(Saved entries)

============================================================

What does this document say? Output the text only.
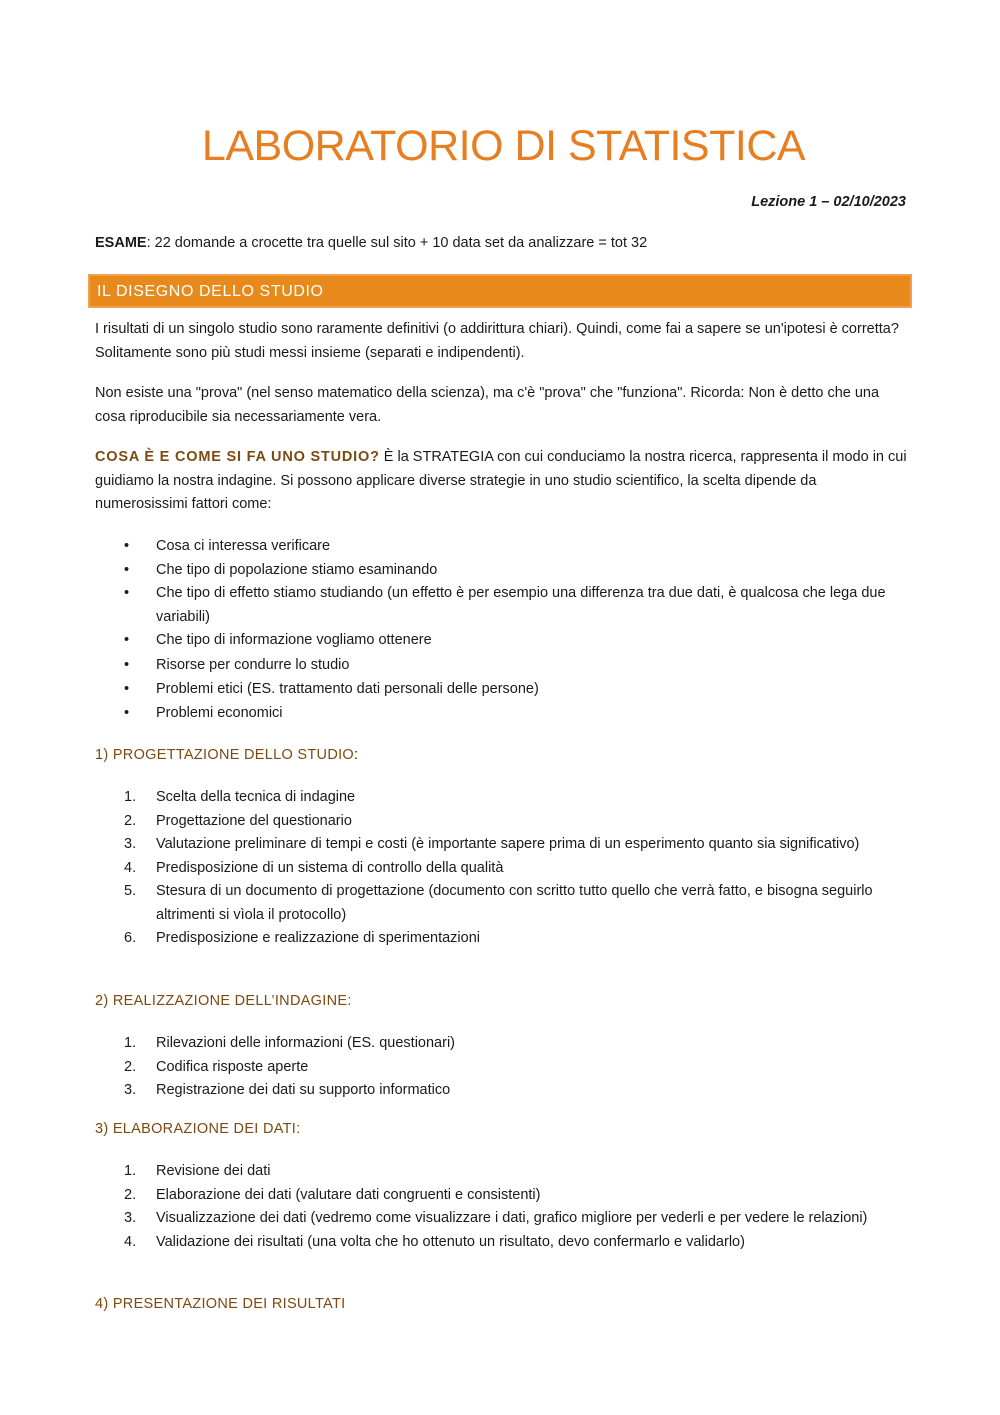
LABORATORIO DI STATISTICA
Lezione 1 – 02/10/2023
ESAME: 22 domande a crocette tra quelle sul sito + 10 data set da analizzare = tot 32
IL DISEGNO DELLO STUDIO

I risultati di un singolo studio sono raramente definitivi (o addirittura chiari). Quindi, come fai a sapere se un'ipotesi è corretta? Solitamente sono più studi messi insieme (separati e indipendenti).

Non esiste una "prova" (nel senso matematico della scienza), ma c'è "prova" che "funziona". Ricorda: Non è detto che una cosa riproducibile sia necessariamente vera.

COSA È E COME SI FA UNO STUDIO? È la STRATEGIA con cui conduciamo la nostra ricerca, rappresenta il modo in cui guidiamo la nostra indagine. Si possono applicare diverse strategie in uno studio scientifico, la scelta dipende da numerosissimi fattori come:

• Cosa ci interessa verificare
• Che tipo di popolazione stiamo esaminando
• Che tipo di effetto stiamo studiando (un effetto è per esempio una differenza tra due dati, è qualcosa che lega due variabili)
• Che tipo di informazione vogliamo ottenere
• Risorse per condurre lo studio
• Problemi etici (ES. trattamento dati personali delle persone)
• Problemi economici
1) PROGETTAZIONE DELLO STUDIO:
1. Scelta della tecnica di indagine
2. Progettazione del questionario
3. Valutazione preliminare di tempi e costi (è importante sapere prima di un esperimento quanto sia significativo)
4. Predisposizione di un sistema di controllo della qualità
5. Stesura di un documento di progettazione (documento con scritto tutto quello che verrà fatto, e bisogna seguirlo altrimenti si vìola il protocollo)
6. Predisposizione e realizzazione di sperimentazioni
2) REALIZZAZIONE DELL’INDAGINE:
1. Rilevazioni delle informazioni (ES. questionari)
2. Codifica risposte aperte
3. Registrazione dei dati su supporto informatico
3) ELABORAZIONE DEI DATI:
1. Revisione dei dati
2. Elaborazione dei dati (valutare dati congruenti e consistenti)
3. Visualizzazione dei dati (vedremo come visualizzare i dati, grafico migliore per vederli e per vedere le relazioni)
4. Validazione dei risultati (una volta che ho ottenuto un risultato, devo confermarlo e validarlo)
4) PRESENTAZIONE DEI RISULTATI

============================================================

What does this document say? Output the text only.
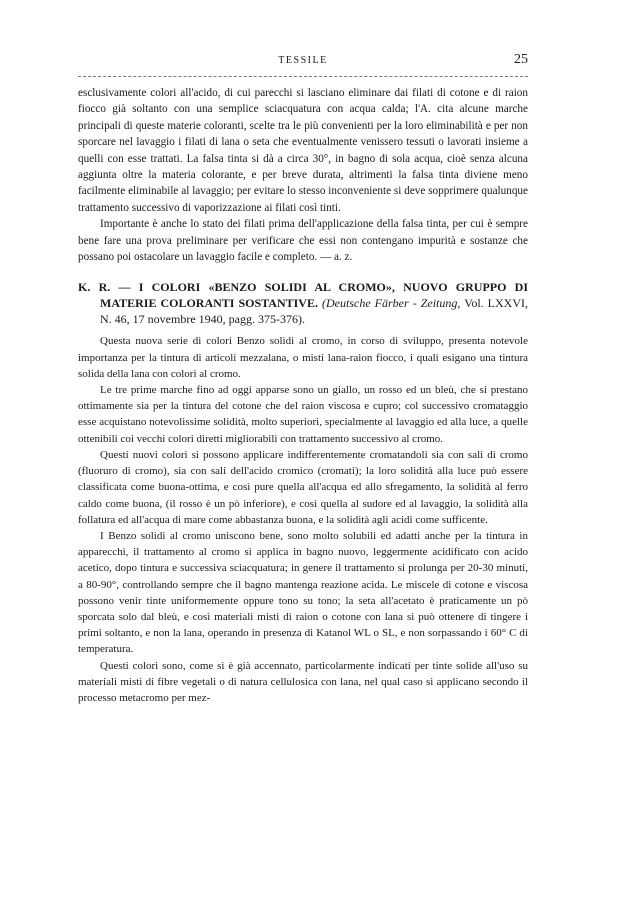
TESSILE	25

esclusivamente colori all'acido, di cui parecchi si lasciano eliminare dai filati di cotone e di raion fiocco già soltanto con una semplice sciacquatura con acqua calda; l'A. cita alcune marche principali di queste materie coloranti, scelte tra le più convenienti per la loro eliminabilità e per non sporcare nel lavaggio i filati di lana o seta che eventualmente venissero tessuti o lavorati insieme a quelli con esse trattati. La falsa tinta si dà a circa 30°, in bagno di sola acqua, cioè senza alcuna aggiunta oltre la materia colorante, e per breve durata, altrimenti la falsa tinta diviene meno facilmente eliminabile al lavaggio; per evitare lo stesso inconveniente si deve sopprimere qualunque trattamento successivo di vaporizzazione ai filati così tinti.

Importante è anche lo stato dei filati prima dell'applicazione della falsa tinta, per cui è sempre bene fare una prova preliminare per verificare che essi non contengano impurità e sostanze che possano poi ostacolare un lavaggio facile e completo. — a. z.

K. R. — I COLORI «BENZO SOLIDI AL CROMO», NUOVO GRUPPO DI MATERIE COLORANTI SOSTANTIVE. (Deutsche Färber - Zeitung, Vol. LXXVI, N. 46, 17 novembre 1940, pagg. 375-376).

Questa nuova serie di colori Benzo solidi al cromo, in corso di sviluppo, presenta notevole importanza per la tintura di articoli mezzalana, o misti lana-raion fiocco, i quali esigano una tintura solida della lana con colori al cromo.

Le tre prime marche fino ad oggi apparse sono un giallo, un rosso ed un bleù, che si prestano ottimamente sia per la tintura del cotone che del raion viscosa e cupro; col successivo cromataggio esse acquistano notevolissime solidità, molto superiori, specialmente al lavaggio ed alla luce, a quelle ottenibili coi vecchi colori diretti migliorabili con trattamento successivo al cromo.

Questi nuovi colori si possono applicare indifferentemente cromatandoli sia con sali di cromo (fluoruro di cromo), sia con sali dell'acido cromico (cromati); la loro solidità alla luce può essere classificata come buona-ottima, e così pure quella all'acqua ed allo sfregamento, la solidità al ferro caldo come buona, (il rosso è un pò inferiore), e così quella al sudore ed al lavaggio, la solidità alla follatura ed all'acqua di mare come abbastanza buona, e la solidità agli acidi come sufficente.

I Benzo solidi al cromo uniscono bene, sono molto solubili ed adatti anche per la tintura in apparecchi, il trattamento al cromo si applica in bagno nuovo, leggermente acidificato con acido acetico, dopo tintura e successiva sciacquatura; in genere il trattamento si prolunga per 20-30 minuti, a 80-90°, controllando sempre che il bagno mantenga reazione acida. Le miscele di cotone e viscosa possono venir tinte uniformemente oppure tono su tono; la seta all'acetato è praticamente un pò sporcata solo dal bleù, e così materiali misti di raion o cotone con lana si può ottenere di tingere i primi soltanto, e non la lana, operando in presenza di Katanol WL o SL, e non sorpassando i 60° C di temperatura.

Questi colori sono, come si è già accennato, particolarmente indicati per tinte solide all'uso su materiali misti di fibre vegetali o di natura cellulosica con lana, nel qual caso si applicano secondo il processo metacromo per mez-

============================================================

# EXERCISE TASK
How many lines in the entries contain the string "prova"? Answer with the number only.

# SOLUTION
2